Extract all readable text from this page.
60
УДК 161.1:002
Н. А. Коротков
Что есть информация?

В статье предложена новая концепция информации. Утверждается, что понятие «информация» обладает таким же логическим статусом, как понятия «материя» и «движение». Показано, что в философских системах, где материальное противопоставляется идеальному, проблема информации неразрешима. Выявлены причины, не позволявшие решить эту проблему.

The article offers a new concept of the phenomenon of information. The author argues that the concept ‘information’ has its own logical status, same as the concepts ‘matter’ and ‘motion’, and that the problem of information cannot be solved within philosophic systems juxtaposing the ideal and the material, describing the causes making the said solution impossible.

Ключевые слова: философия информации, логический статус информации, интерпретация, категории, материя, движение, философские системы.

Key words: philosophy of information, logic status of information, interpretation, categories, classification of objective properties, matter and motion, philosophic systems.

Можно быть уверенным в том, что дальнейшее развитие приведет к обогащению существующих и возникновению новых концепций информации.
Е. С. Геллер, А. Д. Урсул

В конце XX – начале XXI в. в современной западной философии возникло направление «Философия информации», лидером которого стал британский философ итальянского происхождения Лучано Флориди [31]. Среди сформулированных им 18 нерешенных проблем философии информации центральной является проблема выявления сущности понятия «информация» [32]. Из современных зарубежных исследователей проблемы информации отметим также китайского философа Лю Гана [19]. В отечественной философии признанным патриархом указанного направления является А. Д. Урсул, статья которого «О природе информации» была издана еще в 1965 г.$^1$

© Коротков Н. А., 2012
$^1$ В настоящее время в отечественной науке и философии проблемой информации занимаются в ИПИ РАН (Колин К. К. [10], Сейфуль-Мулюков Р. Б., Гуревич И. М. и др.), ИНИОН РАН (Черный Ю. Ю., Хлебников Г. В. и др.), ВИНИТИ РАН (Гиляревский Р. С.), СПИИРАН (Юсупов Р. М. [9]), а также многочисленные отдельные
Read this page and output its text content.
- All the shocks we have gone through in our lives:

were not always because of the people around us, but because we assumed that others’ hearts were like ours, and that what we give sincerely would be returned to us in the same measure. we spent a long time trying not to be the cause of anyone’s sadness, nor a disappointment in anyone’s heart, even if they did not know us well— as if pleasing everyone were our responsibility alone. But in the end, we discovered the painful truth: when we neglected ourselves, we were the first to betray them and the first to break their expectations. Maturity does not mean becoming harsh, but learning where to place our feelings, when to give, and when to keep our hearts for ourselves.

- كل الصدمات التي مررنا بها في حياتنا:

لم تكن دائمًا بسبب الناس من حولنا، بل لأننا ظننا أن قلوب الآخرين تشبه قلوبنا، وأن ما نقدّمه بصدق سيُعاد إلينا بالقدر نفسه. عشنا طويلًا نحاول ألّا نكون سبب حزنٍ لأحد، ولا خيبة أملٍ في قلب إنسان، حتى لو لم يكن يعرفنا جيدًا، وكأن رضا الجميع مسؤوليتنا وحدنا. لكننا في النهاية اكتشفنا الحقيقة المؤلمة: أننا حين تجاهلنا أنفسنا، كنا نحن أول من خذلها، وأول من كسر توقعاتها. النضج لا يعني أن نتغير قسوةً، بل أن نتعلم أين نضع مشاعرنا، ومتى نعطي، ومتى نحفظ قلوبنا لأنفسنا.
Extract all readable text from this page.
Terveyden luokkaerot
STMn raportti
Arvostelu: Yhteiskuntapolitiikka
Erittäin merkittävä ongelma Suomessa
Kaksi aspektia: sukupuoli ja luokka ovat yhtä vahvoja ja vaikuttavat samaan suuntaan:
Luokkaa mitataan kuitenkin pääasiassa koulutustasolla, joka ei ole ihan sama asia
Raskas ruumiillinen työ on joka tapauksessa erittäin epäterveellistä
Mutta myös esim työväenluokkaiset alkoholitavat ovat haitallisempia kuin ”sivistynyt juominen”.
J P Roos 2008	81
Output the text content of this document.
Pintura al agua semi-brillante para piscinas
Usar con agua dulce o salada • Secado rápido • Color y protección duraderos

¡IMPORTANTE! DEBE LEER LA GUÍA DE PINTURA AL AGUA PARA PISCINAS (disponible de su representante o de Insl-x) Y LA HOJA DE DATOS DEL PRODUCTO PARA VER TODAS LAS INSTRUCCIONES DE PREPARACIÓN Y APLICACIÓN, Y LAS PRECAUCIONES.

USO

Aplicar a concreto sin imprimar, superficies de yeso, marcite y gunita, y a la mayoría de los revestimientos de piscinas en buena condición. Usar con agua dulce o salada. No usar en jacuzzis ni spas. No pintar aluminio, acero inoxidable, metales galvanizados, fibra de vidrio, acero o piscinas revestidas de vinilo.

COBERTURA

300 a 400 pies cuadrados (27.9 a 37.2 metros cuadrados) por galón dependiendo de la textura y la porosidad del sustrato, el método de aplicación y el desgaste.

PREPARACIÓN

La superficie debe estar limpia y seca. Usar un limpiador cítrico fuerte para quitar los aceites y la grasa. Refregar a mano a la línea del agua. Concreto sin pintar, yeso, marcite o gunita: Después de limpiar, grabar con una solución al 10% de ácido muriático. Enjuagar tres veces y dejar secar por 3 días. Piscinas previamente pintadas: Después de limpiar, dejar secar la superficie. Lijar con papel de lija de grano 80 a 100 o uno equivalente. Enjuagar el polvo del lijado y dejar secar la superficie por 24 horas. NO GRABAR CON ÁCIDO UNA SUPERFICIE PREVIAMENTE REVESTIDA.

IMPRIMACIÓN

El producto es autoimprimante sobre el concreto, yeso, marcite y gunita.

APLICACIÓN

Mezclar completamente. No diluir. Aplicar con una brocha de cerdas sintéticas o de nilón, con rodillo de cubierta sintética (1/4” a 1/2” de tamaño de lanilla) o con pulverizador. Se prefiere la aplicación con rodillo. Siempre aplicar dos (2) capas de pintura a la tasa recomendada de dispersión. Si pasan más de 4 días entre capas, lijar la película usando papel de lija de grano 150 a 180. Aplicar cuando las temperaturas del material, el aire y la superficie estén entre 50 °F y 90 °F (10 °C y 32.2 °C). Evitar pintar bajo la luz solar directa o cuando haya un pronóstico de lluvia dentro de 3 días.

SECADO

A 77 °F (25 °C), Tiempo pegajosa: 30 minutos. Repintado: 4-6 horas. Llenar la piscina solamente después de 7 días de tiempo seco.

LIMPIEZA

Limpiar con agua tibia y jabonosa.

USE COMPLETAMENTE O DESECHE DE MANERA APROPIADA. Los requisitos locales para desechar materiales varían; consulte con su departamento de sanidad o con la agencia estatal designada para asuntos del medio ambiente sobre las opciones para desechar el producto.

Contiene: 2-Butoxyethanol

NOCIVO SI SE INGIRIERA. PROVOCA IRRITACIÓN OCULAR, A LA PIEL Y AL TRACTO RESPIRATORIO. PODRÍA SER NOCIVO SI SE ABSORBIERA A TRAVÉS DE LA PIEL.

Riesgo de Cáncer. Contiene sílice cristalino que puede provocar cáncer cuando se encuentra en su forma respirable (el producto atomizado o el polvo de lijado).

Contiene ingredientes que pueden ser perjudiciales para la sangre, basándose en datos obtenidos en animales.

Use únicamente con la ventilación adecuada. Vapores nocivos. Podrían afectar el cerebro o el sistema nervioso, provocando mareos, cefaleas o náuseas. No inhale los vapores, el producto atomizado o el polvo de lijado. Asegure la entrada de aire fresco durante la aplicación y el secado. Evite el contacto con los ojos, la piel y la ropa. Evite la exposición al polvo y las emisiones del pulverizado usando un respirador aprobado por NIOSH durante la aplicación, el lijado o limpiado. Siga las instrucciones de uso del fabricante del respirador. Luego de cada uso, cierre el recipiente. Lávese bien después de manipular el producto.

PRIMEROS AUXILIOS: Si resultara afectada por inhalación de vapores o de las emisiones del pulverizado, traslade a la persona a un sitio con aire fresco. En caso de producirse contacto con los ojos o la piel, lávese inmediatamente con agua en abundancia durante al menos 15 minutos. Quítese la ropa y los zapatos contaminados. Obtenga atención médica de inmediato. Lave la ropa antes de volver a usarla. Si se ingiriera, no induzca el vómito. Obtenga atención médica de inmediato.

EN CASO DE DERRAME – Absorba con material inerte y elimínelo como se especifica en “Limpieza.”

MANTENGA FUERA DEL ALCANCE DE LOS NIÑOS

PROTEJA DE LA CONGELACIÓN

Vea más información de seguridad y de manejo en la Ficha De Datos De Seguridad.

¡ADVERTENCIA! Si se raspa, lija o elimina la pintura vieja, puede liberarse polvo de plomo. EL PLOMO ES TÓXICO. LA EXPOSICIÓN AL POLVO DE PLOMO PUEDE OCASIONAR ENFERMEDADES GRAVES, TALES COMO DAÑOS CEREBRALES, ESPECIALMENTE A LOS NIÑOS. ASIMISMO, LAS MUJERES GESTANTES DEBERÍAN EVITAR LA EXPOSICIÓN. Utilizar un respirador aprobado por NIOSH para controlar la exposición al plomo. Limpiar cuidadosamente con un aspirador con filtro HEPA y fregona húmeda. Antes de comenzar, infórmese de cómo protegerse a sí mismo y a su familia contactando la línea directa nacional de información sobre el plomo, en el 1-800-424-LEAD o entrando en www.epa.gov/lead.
++++
■ GOAL: Where a line holds the string "sobre", copy that line.

■ RESPONSE TO THE TASK:
El producto es autoimprimante sobre el concreto, yeso, marcite y gunita.
USE COMPLETAMENTE O DESECHE DE MANERA APROPIADA. Los requisitos locales para desechar materiales varían; consulte con su departamento de sanidad o con la agencia estatal designada para asuntos del medio ambiente sobre las opciones para desechar el producto.
¡ADVERTENCIA! Si se raspa, lija o elimina la pintura vieja, puede liberarse polvo de plomo. EL PLOMO ES TÓXICO. LA EXPOSICIÓN AL POLVO DE PLOMO PUEDE OCASIONAR ENFERMEDADES GRAVES, TALES COMO DAÑOS CEREBRALES, ESPECIALMENTE A LOS NIÑOS. ASIMISMO, LAS MUJERES GESTANTES DEBERÍAN EVITAR LA EXPOSICIÓN. Utilizar un respirador aprobado por NIOSH para controlar la exposición al plomo. Limpiar cuidadosamente con un aspirador con filtro HEPA y fregona húmeda. Antes de comenzar, infórmese de cómo protegerse a sí mismo y a su familia contactando la línea directa nacional de información sobre el plomo, en el 1-800-424-LEAD o entrando en www.epa.gov/lead.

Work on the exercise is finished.